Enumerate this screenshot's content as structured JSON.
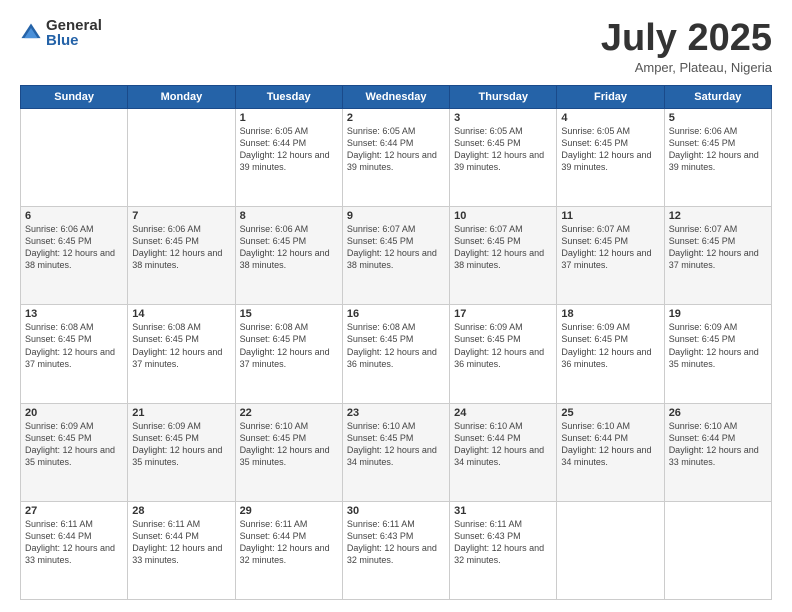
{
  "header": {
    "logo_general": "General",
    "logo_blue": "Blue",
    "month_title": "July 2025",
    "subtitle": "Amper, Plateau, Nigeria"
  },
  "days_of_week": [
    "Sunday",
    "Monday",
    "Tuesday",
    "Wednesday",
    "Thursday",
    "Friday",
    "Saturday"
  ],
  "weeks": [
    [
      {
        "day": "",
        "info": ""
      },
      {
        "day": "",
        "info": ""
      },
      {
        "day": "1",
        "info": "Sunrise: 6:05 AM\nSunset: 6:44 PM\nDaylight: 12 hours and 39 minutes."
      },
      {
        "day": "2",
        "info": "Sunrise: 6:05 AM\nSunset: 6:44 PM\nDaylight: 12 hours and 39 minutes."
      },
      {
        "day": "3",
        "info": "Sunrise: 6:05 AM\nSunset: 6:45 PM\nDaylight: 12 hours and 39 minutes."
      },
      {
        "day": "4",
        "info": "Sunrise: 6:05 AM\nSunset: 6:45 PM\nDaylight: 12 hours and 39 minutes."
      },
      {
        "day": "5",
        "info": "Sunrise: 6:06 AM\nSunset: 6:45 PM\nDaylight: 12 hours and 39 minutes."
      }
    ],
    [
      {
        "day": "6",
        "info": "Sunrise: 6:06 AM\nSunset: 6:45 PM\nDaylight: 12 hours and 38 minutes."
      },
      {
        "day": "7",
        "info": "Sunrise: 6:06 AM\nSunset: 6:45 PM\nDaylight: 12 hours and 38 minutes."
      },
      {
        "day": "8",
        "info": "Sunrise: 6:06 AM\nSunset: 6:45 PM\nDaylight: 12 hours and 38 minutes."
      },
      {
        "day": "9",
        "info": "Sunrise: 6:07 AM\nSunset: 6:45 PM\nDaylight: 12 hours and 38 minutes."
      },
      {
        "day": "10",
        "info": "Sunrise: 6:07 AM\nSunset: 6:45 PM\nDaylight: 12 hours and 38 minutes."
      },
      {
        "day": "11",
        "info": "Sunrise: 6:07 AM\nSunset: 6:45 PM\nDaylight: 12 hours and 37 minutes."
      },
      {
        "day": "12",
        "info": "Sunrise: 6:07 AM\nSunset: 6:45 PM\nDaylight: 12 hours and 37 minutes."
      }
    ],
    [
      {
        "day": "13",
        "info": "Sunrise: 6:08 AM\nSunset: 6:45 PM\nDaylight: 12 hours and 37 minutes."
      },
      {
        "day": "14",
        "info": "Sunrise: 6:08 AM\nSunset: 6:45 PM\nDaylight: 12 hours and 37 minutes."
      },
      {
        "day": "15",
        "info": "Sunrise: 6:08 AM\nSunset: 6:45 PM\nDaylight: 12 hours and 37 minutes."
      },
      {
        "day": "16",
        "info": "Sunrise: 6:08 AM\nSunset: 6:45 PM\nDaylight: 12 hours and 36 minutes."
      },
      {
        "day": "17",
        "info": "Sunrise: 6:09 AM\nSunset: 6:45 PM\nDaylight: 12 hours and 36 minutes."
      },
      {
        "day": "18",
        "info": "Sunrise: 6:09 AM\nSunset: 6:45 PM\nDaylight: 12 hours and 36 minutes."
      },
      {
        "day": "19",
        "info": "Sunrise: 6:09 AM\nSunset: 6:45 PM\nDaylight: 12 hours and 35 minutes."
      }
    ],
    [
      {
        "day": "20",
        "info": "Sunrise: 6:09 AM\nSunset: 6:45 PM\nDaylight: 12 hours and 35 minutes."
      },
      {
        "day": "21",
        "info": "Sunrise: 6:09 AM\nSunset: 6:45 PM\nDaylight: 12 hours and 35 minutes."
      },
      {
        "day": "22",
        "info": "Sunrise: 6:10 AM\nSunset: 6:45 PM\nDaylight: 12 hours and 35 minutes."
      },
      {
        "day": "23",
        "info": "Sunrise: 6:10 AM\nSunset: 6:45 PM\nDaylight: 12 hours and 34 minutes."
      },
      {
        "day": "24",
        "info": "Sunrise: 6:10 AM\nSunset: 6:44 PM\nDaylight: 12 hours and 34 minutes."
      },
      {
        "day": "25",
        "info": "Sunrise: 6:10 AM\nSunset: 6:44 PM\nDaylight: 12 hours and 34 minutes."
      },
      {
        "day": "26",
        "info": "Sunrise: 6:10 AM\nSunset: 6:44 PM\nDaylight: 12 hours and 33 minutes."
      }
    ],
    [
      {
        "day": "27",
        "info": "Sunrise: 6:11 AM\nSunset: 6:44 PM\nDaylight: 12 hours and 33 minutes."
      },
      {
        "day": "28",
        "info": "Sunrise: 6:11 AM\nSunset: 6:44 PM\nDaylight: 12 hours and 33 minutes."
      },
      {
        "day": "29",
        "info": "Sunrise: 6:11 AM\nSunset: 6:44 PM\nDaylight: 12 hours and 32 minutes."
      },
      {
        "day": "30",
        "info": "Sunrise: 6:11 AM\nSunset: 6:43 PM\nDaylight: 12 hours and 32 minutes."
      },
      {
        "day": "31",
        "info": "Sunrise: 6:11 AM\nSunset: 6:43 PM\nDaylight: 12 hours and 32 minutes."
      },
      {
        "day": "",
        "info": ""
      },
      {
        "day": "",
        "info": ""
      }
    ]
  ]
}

Stated task: Reproduce the entries exactly. Do not carry over any picture.

Response for this exercise:
Enumerate this screenshot's content as structured JSON.
{
  "header": {
    "logo_general": "General",
    "logo_blue": "Blue",
    "month_title": "July 2025",
    "subtitle": "Amper, Plateau, Nigeria"
  },
  "days_of_week": [
    "Sunday",
    "Monday",
    "Tuesday",
    "Wednesday",
    "Thursday",
    "Friday",
    "Saturday"
  ],
  "weeks": [
    [
      {
        "day": "",
        "info": ""
      },
      {
        "day": "",
        "info": ""
      },
      {
        "day": "1",
        "info": "Sunrise: 6:05 AM\nSunset: 6:44 PM\nDaylight: 12 hours and 39 minutes."
      },
      {
        "day": "2",
        "info": "Sunrise: 6:05 AM\nSunset: 6:44 PM\nDaylight: 12 hours and 39 minutes."
      },
      {
        "day": "3",
        "info": "Sunrise: 6:05 AM\nSunset: 6:45 PM\nDaylight: 12 hours and 39 minutes."
      },
      {
        "day": "4",
        "info": "Sunrise: 6:05 AM\nSunset: 6:45 PM\nDaylight: 12 hours and 39 minutes."
      },
      {
        "day": "5",
        "info": "Sunrise: 6:06 AM\nSunset: 6:45 PM\nDaylight: 12 hours and 39 minutes."
      }
    ],
    [
      {
        "day": "6",
        "info": "Sunrise: 6:06 AM\nSunset: 6:45 PM\nDaylight: 12 hours and 38 minutes."
      },
      {
        "day": "7",
        "info": "Sunrise: 6:06 AM\nSunset: 6:45 PM\nDaylight: 12 hours and 38 minutes."
      },
      {
        "day": "8",
        "info": "Sunrise: 6:06 AM\nSunset: 6:45 PM\nDaylight: 12 hours and 38 minutes."
      },
      {
        "day": "9",
        "info": "Sunrise: 6:07 AM\nSunset: 6:45 PM\nDaylight: 12 hours and 38 minutes."
      },
      {
        "day": "10",
        "info": "Sunrise: 6:07 AM\nSunset: 6:45 PM\nDaylight: 12 hours and 38 minutes."
      },
      {
        "day": "11",
        "info": "Sunrise: 6:07 AM\nSunset: 6:45 PM\nDaylight: 12 hours and 37 minutes."
      },
      {
        "day": "12",
        "info": "Sunrise: 6:07 AM\nSunset: 6:45 PM\nDaylight: 12 hours and 37 minutes."
      }
    ],
    [
      {
        "day": "13",
        "info": "Sunrise: 6:08 AM\nSunset: 6:45 PM\nDaylight: 12 hours and 37 minutes."
      },
      {
        "day": "14",
        "info": "Sunrise: 6:08 AM\nSunset: 6:45 PM\nDaylight: 12 hours and 37 minutes."
      },
      {
        "day": "15",
        "info": "Sunrise: 6:08 AM\nSunset: 6:45 PM\nDaylight: 12 hours and 37 minutes."
      },
      {
        "day": "16",
        "info": "Sunrise: 6:08 AM\nSunset: 6:45 PM\nDaylight: 12 hours and 36 minutes."
      },
      {
        "day": "17",
        "info": "Sunrise: 6:09 AM\nSunset: 6:45 PM\nDaylight: 12 hours and 36 minutes."
      },
      {
        "day": "18",
        "info": "Sunrise: 6:09 AM\nSunset: 6:45 PM\nDaylight: 12 hours and 36 minutes."
      },
      {
        "day": "19",
        "info": "Sunrise: 6:09 AM\nSunset: 6:45 PM\nDaylight: 12 hours and 35 minutes."
      }
    ],
    [
      {
        "day": "20",
        "info": "Sunrise: 6:09 AM\nSunset: 6:45 PM\nDaylight: 12 hours and 35 minutes."
      },
      {
        "day": "21",
        "info": "Sunrise: 6:09 AM\nSunset: 6:45 PM\nDaylight: 12 hours and 35 minutes."
      },
      {
        "day": "22",
        "info": "Sunrise: 6:10 AM\nSunset: 6:45 PM\nDaylight: 12 hours and 35 minutes."
      },
      {
        "day": "23",
        "info": "Sunrise: 6:10 AM\nSunset: 6:45 PM\nDaylight: 12 hours and 34 minutes."
      },
      {
        "day": "24",
        "info": "Sunrise: 6:10 AM\nSunset: 6:44 PM\nDaylight: 12 hours and 34 minutes."
      },
      {
        "day": "25",
        "info": "Sunrise: 6:10 AM\nSunset: 6:44 PM\nDaylight: 12 hours and 34 minutes."
      },
      {
        "day": "26",
        "info": "Sunrise: 6:10 AM\nSunset: 6:44 PM\nDaylight: 12 hours and 33 minutes."
      }
    ],
    [
      {
        "day": "27",
        "info": "Sunrise: 6:11 AM\nSunset: 6:44 PM\nDaylight: 12 hours and 33 minutes."
      },
      {
        "day": "28",
        "info": "Sunrise: 6:11 AM\nSunset: 6:44 PM\nDaylight: 12 hours and 33 minutes."
      },
      {
        "day": "29",
        "info": "Sunrise: 6:11 AM\nSunset: 6:44 PM\nDaylight: 12 hours and 32 minutes."
      },
      {
        "day": "30",
        "info": "Sunrise: 6:11 AM\nSunset: 6:43 PM\nDaylight: 12 hours and 32 minutes."
      },
      {
        "day": "31",
        "info": "Sunrise: 6:11 AM\nSunset: 6:43 PM\nDaylight: 12 hours and 32 minutes."
      },
      {
        "day": "",
        "info": ""
      },
      {
        "day": "",
        "info": ""
      }
    ]
  ]
}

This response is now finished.